__PROBLEM REQUIREMENTS__.
Arrange every line of the records below as a Markdown table with the columns Row and Line. Number each non-blank line in Row and put its text in Line, leaving out blank lines.

__STORED ROWS__.
⁂
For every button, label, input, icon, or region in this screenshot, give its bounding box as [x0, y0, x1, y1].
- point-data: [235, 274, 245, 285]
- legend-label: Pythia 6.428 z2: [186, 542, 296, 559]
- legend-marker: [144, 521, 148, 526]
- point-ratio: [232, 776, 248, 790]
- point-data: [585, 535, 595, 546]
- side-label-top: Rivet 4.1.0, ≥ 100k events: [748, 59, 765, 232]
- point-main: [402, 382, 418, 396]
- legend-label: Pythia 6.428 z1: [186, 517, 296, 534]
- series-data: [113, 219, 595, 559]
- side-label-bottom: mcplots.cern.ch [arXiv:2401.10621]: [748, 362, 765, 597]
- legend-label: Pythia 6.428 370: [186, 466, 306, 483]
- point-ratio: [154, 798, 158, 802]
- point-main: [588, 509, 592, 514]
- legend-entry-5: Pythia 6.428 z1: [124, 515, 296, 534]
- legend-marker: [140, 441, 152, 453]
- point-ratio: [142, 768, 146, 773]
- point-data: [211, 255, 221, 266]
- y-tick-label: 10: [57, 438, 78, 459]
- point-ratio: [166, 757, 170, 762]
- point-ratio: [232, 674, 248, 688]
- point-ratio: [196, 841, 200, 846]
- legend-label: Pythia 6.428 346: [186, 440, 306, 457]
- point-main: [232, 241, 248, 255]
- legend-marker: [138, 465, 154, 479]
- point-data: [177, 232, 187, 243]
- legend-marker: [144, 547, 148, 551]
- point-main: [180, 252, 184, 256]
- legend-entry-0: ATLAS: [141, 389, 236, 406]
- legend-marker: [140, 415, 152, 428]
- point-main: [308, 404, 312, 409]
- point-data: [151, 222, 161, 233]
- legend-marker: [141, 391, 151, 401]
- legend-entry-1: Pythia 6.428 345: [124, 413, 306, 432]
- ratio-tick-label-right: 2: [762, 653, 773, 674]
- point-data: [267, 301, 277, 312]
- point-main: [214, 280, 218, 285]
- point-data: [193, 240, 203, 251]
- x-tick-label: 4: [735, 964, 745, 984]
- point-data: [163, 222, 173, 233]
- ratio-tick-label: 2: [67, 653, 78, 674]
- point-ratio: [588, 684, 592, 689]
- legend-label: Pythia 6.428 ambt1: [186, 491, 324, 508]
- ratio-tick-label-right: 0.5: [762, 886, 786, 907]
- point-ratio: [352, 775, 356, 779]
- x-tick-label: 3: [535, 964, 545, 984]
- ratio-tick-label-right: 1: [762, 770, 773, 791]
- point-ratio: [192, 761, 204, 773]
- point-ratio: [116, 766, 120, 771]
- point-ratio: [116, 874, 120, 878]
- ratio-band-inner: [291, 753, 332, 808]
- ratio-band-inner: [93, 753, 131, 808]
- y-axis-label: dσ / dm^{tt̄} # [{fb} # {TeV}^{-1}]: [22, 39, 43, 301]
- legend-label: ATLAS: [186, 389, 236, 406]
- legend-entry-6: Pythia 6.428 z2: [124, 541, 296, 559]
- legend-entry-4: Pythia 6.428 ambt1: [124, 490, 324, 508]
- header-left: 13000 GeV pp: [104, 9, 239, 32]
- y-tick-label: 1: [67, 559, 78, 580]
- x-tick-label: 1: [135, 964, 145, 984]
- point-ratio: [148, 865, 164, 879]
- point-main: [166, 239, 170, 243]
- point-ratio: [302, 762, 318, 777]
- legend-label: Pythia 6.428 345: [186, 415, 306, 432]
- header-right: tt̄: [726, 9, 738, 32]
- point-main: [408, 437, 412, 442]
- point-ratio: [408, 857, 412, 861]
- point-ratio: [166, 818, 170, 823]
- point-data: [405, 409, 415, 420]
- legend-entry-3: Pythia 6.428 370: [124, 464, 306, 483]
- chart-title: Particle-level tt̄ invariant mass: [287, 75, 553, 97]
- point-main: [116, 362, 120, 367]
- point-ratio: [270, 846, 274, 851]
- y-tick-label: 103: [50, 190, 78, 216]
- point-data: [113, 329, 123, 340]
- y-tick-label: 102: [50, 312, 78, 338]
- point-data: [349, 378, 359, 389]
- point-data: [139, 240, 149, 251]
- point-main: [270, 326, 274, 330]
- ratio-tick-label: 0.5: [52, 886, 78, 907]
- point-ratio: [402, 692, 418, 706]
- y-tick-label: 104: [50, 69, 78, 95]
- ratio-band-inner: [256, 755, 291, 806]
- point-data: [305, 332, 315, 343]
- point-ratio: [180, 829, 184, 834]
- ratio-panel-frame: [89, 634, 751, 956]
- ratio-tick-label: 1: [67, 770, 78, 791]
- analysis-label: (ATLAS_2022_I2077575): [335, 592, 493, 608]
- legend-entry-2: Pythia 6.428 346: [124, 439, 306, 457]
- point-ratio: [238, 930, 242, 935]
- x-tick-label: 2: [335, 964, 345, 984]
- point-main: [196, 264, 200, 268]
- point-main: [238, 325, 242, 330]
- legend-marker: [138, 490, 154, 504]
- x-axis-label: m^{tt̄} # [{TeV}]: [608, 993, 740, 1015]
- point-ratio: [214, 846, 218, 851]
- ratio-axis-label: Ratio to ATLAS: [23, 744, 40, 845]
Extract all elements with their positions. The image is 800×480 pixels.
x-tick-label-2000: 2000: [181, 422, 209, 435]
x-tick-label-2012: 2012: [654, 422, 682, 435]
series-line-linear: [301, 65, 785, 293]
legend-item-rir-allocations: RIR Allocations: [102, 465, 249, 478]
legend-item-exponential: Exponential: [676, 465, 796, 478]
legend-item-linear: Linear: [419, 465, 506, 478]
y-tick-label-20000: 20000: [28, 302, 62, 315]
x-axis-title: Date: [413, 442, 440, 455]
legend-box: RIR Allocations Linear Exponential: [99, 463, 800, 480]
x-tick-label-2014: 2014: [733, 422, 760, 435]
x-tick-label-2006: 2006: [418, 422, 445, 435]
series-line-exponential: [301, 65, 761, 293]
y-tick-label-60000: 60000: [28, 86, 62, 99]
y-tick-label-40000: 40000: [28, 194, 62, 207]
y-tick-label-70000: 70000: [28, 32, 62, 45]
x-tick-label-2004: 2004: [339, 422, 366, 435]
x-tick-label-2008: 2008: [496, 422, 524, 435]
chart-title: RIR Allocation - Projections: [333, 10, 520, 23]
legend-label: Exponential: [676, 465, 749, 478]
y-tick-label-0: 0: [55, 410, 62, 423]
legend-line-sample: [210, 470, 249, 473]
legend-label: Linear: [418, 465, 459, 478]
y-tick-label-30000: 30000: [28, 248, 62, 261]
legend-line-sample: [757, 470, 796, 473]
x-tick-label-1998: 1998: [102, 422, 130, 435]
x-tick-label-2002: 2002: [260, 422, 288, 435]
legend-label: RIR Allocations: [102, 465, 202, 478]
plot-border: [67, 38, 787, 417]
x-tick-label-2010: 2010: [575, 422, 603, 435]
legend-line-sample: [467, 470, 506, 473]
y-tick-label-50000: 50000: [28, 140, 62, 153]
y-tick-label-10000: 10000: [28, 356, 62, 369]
⁂
__RESPONSE TO THE TASK__.
| Row | Line |
|---|---|
| 1 | For every button, label, input, icon, or region in this screenshot, give its bounding box as [x0, y0, x1, y1]. |
| 2 | - point-data: [235, 274, 245, 285] |
| 3 | - legend-label: Pythia 6.428 z2: [186, 542, 296, 559] |
| 4 | - legend-marker: [144, 521, 148, 526] |
| 5 | - point-ratio: [232, 776, 248, 790] |
| 6 | - point-data: [585, 535, 595, 546] |
| 7 | - side-label-top: Rivet 4.1.0, ≥ 100k events: [748, 59, 765, 232] |
| 8 | - point-main: [402, 382, 418, 396] |
| 9 | - legend-label: Pythia 6.428 z1: [186, 517, 296, 534] |
| 10 | - series-data: [113, 219, 595, 559] |
| 11 | - side-label-bottom: mcplots.cern.ch [arXiv:2401.10621]: [748, 362, 765, 597] |
| 12 | - legend-label: Pythia 6.428 370: [186, 466, 306, 483] |
| 13 | - point-ratio: [154, 798, 158, 802] |
| 14 | - point-main: [588, 509, 592, 514] |
| 15 | - legend-entry-5: Pythia 6.428 z1: [124, 515, 296, 534] |
| 16 | - legend-marker: [140, 441, 152, 453] |
| 17 | - point-ratio: [142, 768, 146, 773] |
| 18 | - point-data: [211, 255, 221, 266] |
| 19 | - y-tick-label: 10: [57, 438, 78, 459] |
| 20 | - point-ratio: [166, 757, 170, 762] |
| 21 | - point-ratio: [232, 674, 248, 688] |
| 22 | - point-ratio: [196, 841, 200, 846] |
| 23 | - legend-label: Pythia 6.428 346: [186, 440, 306, 457] |
| 24 | - point-main: [232, 241, 248, 255] |
| 25 | - legend-marker: [138, 465, 154, 479] |
| 26 | - point-data: [177, 232, 187, 243] |
| 27 | - legend-marker: [144, 547, 148, 551] |
| 28 | - point-main: [180, 252, 184, 256] |
| 29 | - legend-entry-0: ATLAS: [141, 389, 236, 406] |
| 30 | - legend-marker: [140, 415, 152, 428] |
| 31 | - point-main: [308, 404, 312, 409] |
| 32 | - point-data: [151, 222, 161, 233] |
| 33 | - legend-marker: [141, 391, 151, 401] |
| 34 | - legend-entry-1: Pythia 6.428 345: [124, 413, 306, 432] |
| 35 | - ratio-tick-label-right: 2: [762, 653, 773, 674] |
| 36 | - point-data: [267, 301, 277, 312] |
| 37 | - point-main: [214, 280, 218, 285] |
| 38 | - point-data: [193, 240, 203, 251] |
| 39 | - x-tick-label: 4: [735, 964, 745, 984] |
| 40 | - point-data: [163, 222, 173, 233] |
| 41 | - ratio-tick-label: 2: [67, 653, 78, 674] |
| 42 | - point-ratio: [588, 684, 592, 689] |
| 43 | - legend-label: Pythia 6.428 ambt1: [186, 491, 324, 508] |
| 44 | - ratio-tick-label-right: 0.5: [762, 886, 786, 907] |
| 45 | - point-ratio: [352, 775, 356, 779] |
| 46 | - x-tick-label: 3: [535, 964, 545, 984] |
| 47 | - ratio-tick-label-right: 1: [762, 770, 773, 791] |
| 48 | - point-ratio: [192, 761, 204, 773] |
| 49 | - point-ratio: [116, 766, 120, 771] |
| 50 | - point-ratio: [116, 874, 120, 878] |
| 51 | - ratio-band-inner: [291, 753, 332, 808] |
| 52 | - ratio-band-inner: [93, 753, 131, 808] |
| 53 | - y-axis-label: dσ / dm^{tt̄} # [{fb} # {TeV}^{-1}]: [22, 39, 43, 301] |
| 54 | - legend-label: ATLAS: [186, 389, 236, 406] |
| 55 | - legend-entry-6: Pythia 6.428 z2: [124, 541, 296, 559] |
| 56 | - legend-entry-4: Pythia 6.428 ambt1: [124, 490, 324, 508] |
| 57 | - header-left: 13000 GeV pp: [104, 9, 239, 32] |
| 58 | - y-tick-label: 1: [67, 559, 78, 580] |
| 59 | - x-tick-label: 1: [135, 964, 145, 984] |
| 60 | - point-ratio: [148, 865, 164, 879] |
| 61 | - point-main: [166, 239, 170, 243] |
| 62 | - point-ratio: [302, 762, 318, 777] |
| 63 | - legend-label: Pythia 6.428 345: [186, 415, 306, 432] |
| 64 | - header-right: tt̄: [726, 9, 738, 32] |
| 65 | - point-main: [408, 437, 412, 442] |
| 66 | - point-ratio: [408, 857, 412, 861] |
| 67 | - point-ratio: [166, 818, 170, 823] |
| 68 | - point-data: [405, 409, 415, 420] |
| 69 | - legend-entry-3: Pythia 6.428 370: [124, 464, 306, 483] |
| 70 | - chart-title: Particle-level tt̄ invariant mass: [287, 75, 553, 97] |
| 71 | - point-main: [116, 362, 120, 367] |
| 72 | - point-ratio: [270, 846, 274, 851] |
| 73 | - y-tick-label: 103: [50, 190, 78, 216] |
| 74 | - point-data: [113, 329, 123, 340] |
| 75 | - y-tick-label: 102: [50, 312, 78, 338] |
| 76 | - point-data: [349, 378, 359, 389] |
| 77 | - point-data: [139, 240, 149, 251] |
| 78 | - point-main: [270, 326, 274, 330] |
| 79 | - ratio-tick-label: 0.5: [52, 886, 78, 907] |
| 80 | - point-ratio: [402, 692, 418, 706] |
| 81 | - y-tick-label: 104: [50, 69, 78, 95] |
| 82 | - ratio-band-inner: [256, 755, 291, 806] |
| 83 | - point-data: [305, 332, 315, 343] |
| 84 | - point-ratio: [180, 829, 184, 834] |
| 85 | - ratio-panel-frame: [89, 634, 751, 956] |
| 86 | - ratio-tick-label: 1: [67, 770, 78, 791] |
| 87 | - analysis-label: (ATLAS_2022_I2077575): [335, 592, 493, 608] |
| 88 | - legend-entry-2: Pythia 6.428 346: [124, 439, 306, 457] |
| 89 | - point-ratio: [238, 930, 242, 935] |
| 90 | - x-tick-label: 2: [335, 964, 345, 984] |
| 91 | - point-main: [196, 264, 200, 268] |
| 92 | - point-main: [238, 325, 242, 330] |
| 93 | - legend-marker: [138, 490, 154, 504] |
| 94 | - x-axis-label: m^{tt̄} # [{TeV}]: [608, 993, 740, 1015] |
| 95 | - point-ratio: [214, 846, 218, 851] |
| 96 | - ratio-axis-label: Ratio to ATLAS: [23, 744, 40, 845] |
| 97 | Extract all elements with their positions. The image is 800×480 pixels. |
| 98 | x-tick-label-2000: 2000: [181, 422, 209, 435] |
| 99 | x-tick-label-2012: 2012: [654, 422, 682, 435] |
| 100 | series-line-linear: [301, 65, 785, 293] |
| 101 | legend-item-rir-allocations: RIR Allocations: [102, 465, 249, 478] |
| 102 | legend-item-exponential: Exponential: [676, 465, 796, 478] |
| 103 | legend-item-linear: Linear: [419, 465, 506, 478] |
| 104 | y-tick-label-20000: 20000: [28, 302, 62, 315] |
| 105 | x-axis-title: Date: [413, 442, 440, 455] |
| 106 | legend-box: RIR Allocations Linear Exponential: [99, 463, 800, 480] |
| 107 | x-tick-label-2014: 2014: [733, 422, 760, 435] |
| 108 | x-tick-label-2006: 2006: [418, 422, 445, 435] |
| 109 | series-line-exponential: [301, 65, 761, 293] |
| 110 | y-tick-label-60000: 60000: [28, 86, 62, 99] |
| 111 | y-tick-label-40000: 40000: [28, 194, 62, 207] |
| 112 | y-tick-label-70000: 70000: [28, 32, 62, 45] |
| 113 | x-tick-label-2004: 2004: [339, 422, 366, 435] |
| 114 | x-tick-label-2008: 2008: [496, 422, 524, 435] |
| 115 | chart-title: RIR Allocation - Projections: [333, 10, 520, 23] |
| 116 | legend-label: Exponential: [676, 465, 749, 478] |
| 117 | y-tick-label-0: 0: [55, 410, 62, 423] |
| 118 | legend-line-sample: [210, 470, 249, 473] |
| 119 | legend-label: Linear: [418, 465, 459, 478] |
| 120 | y-tick-label-30000: 30000: [28, 248, 62, 261] |
| 121 | legend-line-sample: [757, 470, 796, 473] |
| 122 | x-tick-label-1998: 1998: [102, 422, 130, 435] |
| 123 | x-tick-label-2002: 2002: [260, 422, 288, 435] |
| 124 | legend-label: RIR Allocations: [102, 465, 202, 478] |
| 125 | plot-border: [67, 38, 787, 417] |
| 126 | x-tick-label-2010: 2010: [575, 422, 603, 435] |
| 127 | legend-line-sample: [467, 470, 506, 473] |
| 128 | y-tick-label-50000: 50000: [28, 140, 62, 153] |
| 129 | y-tick-label-10000: 10000: [28, 356, 62, 369] |